§ TEXT SECTION

Archive for the ‘E-Commerce’ Category

Is Oz behind your SEO, or are you?

The following is one of the best-of from students in David Toliver’s Georgetown School of Continuing Studies Interactive Marketing class. The following post is by Stephanie Spano, Marketing and Communications Manager at Engility Corporation.

Web design is one of the aspects of marketing I enjoy the most. Working closely with graphic artists to develop new banners and graphics is a creative and fun way to visually promote company capabilities. Updating and creating new content keeps a website fresh, grabs the viewer’s attention, and ensures frequent re-visits. The creative side of web design lets the imagination run wild, like a seven-year-old kid pretending to live in Oz, not Kansas.

Since my days starting out as a Newbie Marketer, I have learned that there is a whole other side to web design besides creating engaging graphics and content. Sadly, it is not the actual Wizard of Oz behind the web design curtain. It is Search Engine Optimization (SEO).  Read on for a basic overview of the key ways to get this hidden force to work for your business.

[Part of a data file]
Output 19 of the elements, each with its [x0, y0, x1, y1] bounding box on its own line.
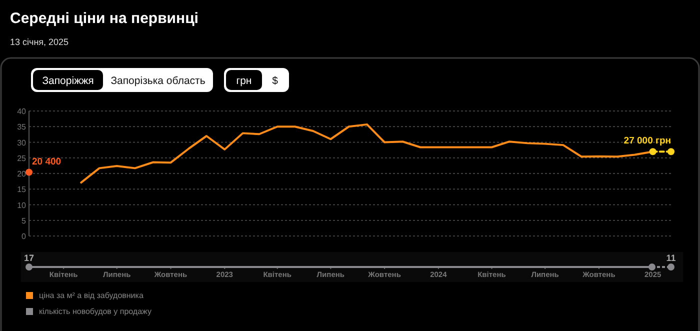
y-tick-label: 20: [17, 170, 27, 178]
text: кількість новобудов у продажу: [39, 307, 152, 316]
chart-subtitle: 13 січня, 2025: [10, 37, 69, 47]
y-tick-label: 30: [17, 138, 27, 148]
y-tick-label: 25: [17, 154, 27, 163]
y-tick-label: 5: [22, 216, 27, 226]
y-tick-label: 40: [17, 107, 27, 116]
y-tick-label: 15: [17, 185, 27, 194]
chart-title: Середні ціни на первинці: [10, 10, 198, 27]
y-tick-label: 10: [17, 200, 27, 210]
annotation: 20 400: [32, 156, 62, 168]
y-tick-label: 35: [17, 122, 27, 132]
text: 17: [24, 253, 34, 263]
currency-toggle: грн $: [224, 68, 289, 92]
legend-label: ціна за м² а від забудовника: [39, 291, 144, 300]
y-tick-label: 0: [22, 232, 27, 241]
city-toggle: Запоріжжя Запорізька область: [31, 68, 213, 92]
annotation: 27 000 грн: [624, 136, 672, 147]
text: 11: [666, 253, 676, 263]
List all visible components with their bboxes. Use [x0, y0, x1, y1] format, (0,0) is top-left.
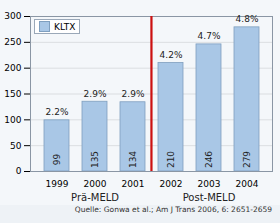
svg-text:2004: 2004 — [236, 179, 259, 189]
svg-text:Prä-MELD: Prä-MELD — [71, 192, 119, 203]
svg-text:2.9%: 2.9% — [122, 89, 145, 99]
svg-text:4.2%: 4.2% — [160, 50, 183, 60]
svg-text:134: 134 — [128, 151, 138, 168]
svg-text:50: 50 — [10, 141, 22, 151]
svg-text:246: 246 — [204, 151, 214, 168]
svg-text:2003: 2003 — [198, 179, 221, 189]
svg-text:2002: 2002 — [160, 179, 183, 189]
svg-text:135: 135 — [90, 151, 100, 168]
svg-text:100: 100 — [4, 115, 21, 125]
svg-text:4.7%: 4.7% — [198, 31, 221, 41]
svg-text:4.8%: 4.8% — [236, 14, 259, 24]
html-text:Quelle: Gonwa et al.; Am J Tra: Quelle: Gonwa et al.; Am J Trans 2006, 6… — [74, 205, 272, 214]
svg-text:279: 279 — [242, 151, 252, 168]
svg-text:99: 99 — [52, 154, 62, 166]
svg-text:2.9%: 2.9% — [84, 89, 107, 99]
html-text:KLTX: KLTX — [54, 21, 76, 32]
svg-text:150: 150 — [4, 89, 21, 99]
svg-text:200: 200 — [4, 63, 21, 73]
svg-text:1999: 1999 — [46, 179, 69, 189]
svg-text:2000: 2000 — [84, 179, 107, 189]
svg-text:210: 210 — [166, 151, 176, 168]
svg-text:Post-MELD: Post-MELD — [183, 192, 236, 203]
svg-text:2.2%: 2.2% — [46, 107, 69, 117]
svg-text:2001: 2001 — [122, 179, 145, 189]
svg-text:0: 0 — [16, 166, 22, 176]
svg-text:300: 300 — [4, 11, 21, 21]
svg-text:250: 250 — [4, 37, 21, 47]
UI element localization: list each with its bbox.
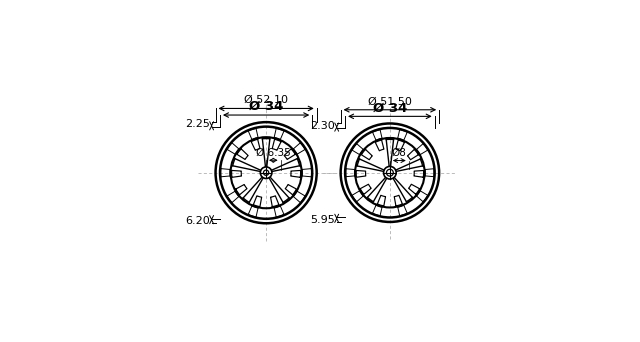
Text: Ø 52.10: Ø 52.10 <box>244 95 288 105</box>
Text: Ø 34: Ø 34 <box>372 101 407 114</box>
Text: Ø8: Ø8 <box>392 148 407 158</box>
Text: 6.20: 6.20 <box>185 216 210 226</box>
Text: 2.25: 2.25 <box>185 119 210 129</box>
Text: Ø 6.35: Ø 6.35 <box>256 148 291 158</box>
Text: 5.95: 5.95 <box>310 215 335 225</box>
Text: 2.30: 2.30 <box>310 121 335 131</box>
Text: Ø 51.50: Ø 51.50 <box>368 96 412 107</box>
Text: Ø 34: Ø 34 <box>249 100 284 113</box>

§ YOUR INSTRUCTIONS
How would the stretch of the SEO post from "Archive for the" through "Oz, not Kansas." read if "graphic artists" were renamed "illustrators"? Write that stretch out in full. The entries are separate material, apart from the SEO post.

§ FINAL ANSWER
Archive for the ‘E-Commerce’ Category

Is Oz behind your SEO, or are you?

The following is one of the best-of from students in David Toliver’s Georgetown School of Continuing Studies Interactive Marketing class. The following post is by Stephanie Spano, Marketing and Communications Manager at Engility Corporation.

Web design is one of the aspects of marketing I enjoy the most. Working closely with illustrators to develop new banners and graphics is a creative and fun way to visually promote company capabilities. Updating and creating new content keeps a website fresh, grabs the viewer’s attention, and ensures frequent re-visits. The creative side of web design lets the imagination run wild, like a seven-year-old kid pretending to live in Oz, not Kansas.